(Saved data entries)

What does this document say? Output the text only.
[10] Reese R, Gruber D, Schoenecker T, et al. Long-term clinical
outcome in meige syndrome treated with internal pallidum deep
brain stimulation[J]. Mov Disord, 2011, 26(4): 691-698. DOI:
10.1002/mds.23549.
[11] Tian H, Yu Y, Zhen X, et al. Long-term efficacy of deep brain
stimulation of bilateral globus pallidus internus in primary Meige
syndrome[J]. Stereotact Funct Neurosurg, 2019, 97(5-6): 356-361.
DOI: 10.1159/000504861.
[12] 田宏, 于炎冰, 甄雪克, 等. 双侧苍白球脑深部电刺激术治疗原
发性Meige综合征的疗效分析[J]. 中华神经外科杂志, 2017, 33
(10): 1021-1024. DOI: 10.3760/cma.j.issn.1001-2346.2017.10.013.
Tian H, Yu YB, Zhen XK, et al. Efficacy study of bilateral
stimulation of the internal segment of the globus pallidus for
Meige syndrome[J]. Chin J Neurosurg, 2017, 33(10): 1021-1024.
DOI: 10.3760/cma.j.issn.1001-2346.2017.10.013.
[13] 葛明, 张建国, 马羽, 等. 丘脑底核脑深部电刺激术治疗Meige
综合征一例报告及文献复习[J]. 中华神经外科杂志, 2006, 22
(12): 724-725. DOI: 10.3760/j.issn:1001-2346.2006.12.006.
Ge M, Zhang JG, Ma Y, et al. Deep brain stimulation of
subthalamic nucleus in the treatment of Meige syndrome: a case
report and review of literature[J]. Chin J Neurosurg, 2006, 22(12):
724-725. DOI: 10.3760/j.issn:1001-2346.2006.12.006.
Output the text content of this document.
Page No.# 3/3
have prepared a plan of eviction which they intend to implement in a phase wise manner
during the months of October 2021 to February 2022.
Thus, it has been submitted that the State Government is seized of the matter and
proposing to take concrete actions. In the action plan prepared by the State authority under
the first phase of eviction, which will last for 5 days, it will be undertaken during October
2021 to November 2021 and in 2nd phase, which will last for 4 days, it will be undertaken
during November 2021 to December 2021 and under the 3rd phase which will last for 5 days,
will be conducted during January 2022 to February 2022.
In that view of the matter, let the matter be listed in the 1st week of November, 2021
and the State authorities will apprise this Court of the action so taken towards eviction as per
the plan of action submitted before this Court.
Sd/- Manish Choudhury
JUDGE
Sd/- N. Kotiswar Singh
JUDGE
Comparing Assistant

#### [WHAT YOU WILL DO]
Pull out every line containing "Long".

#### [ANSWER BELOW]
[10] Reese R, Gruber D, Schoenecker T, et al. Long-term clinical
[11] Tian H, Yu Y, Zhen X, et al. Long-term efficacy of deep brain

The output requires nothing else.